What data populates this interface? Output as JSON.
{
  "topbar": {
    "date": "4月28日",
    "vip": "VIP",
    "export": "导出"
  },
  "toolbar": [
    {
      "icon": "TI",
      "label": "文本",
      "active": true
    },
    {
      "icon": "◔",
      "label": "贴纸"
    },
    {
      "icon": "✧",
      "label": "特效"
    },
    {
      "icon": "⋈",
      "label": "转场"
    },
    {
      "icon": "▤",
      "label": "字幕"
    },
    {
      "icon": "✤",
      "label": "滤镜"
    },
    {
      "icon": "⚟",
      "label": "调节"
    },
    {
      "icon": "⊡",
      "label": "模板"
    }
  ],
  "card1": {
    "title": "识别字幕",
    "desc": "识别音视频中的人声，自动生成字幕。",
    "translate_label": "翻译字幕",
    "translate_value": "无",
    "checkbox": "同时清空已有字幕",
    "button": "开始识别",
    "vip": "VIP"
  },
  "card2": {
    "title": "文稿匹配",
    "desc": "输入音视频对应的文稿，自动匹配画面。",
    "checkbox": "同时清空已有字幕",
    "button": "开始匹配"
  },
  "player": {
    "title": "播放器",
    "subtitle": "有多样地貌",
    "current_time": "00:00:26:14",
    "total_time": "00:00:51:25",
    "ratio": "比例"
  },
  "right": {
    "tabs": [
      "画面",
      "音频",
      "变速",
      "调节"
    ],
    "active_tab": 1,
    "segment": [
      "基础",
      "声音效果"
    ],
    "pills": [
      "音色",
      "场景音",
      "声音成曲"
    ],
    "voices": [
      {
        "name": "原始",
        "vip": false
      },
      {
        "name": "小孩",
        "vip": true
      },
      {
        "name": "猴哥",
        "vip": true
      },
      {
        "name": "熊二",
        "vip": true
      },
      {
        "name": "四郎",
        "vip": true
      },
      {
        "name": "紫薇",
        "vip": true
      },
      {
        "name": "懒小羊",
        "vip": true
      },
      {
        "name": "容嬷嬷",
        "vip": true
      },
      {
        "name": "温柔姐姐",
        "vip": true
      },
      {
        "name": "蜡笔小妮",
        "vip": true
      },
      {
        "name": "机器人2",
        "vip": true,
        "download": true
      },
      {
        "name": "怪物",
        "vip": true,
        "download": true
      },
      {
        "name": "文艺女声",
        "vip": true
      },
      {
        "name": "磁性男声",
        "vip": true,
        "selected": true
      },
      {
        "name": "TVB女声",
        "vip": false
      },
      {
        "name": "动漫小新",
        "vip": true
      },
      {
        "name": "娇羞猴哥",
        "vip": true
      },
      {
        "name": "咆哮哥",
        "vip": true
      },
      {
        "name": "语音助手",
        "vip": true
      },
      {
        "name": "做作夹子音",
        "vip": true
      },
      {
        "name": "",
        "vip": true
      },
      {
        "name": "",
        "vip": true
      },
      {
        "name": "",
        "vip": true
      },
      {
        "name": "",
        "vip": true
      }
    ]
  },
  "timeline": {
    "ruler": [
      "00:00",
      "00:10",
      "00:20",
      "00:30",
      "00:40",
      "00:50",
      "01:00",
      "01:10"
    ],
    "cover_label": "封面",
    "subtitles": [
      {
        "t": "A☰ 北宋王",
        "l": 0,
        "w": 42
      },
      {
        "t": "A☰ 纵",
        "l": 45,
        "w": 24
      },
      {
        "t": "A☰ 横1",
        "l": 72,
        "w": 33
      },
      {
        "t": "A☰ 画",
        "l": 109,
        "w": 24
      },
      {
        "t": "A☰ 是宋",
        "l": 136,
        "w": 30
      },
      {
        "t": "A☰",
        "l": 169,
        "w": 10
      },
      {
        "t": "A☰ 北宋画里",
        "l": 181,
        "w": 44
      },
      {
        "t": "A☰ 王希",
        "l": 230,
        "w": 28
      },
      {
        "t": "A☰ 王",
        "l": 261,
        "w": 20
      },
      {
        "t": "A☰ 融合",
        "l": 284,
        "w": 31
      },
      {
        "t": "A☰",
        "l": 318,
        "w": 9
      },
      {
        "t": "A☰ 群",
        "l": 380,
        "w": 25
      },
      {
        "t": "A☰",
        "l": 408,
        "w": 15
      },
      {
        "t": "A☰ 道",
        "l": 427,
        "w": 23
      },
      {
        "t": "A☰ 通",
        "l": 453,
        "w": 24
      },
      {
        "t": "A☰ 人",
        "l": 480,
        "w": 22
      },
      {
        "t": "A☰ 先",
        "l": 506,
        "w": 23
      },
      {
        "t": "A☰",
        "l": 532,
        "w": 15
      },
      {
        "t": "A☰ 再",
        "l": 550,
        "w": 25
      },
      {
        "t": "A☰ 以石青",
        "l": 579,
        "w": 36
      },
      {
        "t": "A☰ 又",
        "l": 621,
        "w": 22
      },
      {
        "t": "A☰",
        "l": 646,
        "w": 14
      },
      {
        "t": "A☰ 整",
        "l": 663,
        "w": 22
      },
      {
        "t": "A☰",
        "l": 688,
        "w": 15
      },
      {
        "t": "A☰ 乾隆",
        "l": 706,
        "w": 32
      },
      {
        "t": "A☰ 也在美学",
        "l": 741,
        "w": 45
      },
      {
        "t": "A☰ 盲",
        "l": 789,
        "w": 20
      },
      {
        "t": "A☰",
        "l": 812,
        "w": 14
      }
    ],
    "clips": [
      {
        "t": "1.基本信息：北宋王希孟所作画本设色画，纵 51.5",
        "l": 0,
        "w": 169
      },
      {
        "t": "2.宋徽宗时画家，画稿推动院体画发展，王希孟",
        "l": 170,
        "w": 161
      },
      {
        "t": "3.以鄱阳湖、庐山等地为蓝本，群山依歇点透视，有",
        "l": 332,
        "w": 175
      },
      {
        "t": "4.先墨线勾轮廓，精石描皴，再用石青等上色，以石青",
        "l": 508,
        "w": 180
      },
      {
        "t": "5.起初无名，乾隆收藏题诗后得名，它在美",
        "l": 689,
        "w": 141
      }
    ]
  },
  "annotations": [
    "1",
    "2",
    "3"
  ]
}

• • • •

• **Task details**: Copy out the full set of records precisely, leaving nothing out.

• **Right answer**:
What data populates this interface? Output as JSON.
{
  "topbar": {
    "date": "4月28日",
    "vip": "VIP",
    "export": "导出"
  },
  "toolbar": [
    {
      "icon": "TI",
      "label": "文本",
      "active": true
    },
    {
      "icon": "◔",
      "label": "贴纸"
    },
    {
      "icon": "✧",
      "label": "特效"
    },
    {
      "icon": "⋈",
      "label": "转场"
    },
    {
      "icon": "▤",
      "label": "字幕"
    },
    {
      "icon": "✤",
      "label": "滤镜"
    },
    {
      "icon": "⚟",
      "label": "调节"
    },
    {
      "icon": "⊡",
      "label": "模板"
    }
  ],
  "card1": {
    "title": "识别字幕",
    "desc": "识别音视频中的人声，自动生成字幕。",
    "translate_label": "翻译字幕",
    "translate_value": "无",
    "checkbox": "同时清空已有字幕",
    "button": "开始识别",
    "vip": "VIP"
  },
  "card2": {
    "title": "文稿匹配",
    "desc": "输入音视频对应的文稿，自动匹配画面。",
    "checkbox": "同时清空已有字幕",
    "button": "开始匹配"
  },
  "player": {
    "title": "播放器",
    "subtitle": "有多样地貌",
    "current_time": "00:00:26:14",
    "total_time": "00:00:51:25",
    "ratio": "比例"
  },
  "right": {
    "tabs": [
      "画面",
      "音频",
      "变速",
      "调节"
    ],
    "active_tab": 1,
    "segment": [
      "基础",
      "声音效果"
    ],
    "pills": [
      "音色",
      "场景音",
      "声音成曲"
    ],
    "voices": [
      {
        "name": "原始",
        "vip": false
      },
      {
        "name": "小孩",
        "vip": true
      },
      {
        "name": "猴哥",
        "vip": true
      },
      {
        "name": "熊二",
        "vip": true
      },
      {
        "name": "四郎",
        "vip": true
      },
      {
        "name": "紫薇",
        "vip": true
      },
      {
        "name": "懒小羊",
        "vip": true
      },
      {
        "name": "容嬷嬷",
        "vip": true
      },
      {
        "name": "温柔姐姐",
        "vip": true
      },
      {
        "name": "蜡笔小妮",
        "vip": true
      },
      {
        "name": "机器人2",
        "vip": true,
        "download": true
      },
      {
        "name": "怪物",
        "vip": true,
        "download": true
      },
      {
        "name": "文艺女声",
        "vip": true
      },
      {
        "name": "磁性男声",
        "vip": true,
        "selected": true
      },
      {
        "name": "TVB女声",
        "vip": false
      },
      {
        "name": "动漫小新",
        "vip": true
      },
      {
        "name": "娇羞猴哥",
        "vip": true
      },
      {
        "name": "咆哮哥",
        "vip": true
      },
      {
        "name": "语音助手",
        "vip": true
      },
      {
        "name": "做作夹子音",
        "vip": true
      },
      {
        "name": "",
        "vip": true
      },
      {
        "name": "",
        "vip": true
      },
      {
        "name": "",
        "vip": true
      },
      {
        "name": "",
        "vip": true
      }
    ]
  },
  "timeline": {
    "ruler": [
      "00:00",
      "00:10",
      "00:20",
      "00:30",
      "00:40",
      "00:50",
      "01:00",
      "01:10"
    ],
    "cover_label": "封面",
    "subtitles": [
      {
        "t": "A☰ 北宋王",
        "l": 0,
        "w": 42
      },
      {
        "t": "A☰ 纵",
        "l": 45,
        "w": 24
      },
      {
        "t": "A☰ 横1",
        "l": 72,
        "w": 33
      },
      {
        "t": "A☰ 画",
        "l": 109,
        "w": 24
      },
      {
        "t": "A☰ 是宋",
        "l": 136,
        "w": 30
      },
      {
        "t": "A☰",
        "l": 169,
        "w": 10
      },
      {
        "t": "A☰ 北宋画里",
        "l": 181,
        "w": 44
      },
      {
        "t": "A☰ 王希",
        "l": 230,
        "w": 28
      },
      {
        "t": "A☰ 王",
        "l": 261,
        "w": 20
      },
      {
        "t": "A☰ 融合",
        "l": 284,
        "w": 31
      },
      {
        "t": "A☰",
        "l": 318,
        "w": 9
      },
      {
        "t": "A☰ 群",
        "l": 380,
        "w": 25
      },
      {
        "t": "A☰",
        "l": 408,
        "w": 15
      },
      {
        "t": "A☰ 道",
        "l": 427,
        "w": 23
      },
      {
        "t": "A☰ 通",
        "l": 453,
        "w": 24
      },
      {
        "t": "A☰ 人",
        "l": 480,
        "w": 22
      },
      {
        "t": "A☰ 先",
        "l": 506,
        "w": 23
      },
      {
        "t": "A☰",
        "l": 532,
        "w": 15
      },
      {
        "t": "A☰ 再",
        "l": 550,
        "w": 25
      },
      {
        "t": "A☰ 以石青",
        "l": 579,
        "w": 36
      },
      {
        "t": "A☰ 又",
        "l": 621,
        "w": 22
      },
      {
        "t": "A☰",
        "l": 646,
        "w": 14
      },
      {
        "t": "A☰ 整",
        "l": 663,
        "w": 22
      },
      {
        "t": "A☰",
        "l": 688,
        "w": 15
      },
      {
        "t": "A☰ 乾隆",
        "l": 706,
        "w": 32
      },
      {
        "t": "A☰ 也在美学",
        "l": 741,
        "w": 45
      },
      {
        "t": "A☰ 盲",
        "l": 789,
        "w": 20
      },
      {
        "t": "A☰",
        "l": 812,
        "w": 14
      }
    ],
    "clips": [
      {
        "t": "1.基本信息：北宋王希孟所作画本设色画，纵 51.5",
        "l": 0,
        "w": 169
      },
      {
        "t": "2.宋徽宗时画家，画稿推动院体画发展，王希孟",
        "l": 170,
        "w": 161
      },
      {
        "t": "3.以鄱阳湖、庐山等地为蓝本，群山依歇点透视，有",
        "l": 332,
        "w": 175
      },
      {
        "t": "4.先墨线勾轮廓，精石描皴，再用石青等上色，以石青",
        "l": 508,
        "w": 180
      },
      {
        "t": "5.起初无名，乾隆收藏题诗后得名，它在美",
        "l": 689,
        "w": 141
      }
    ]
  },
  "annotations": [
    "1",
    "2",
    "3"
  ]
}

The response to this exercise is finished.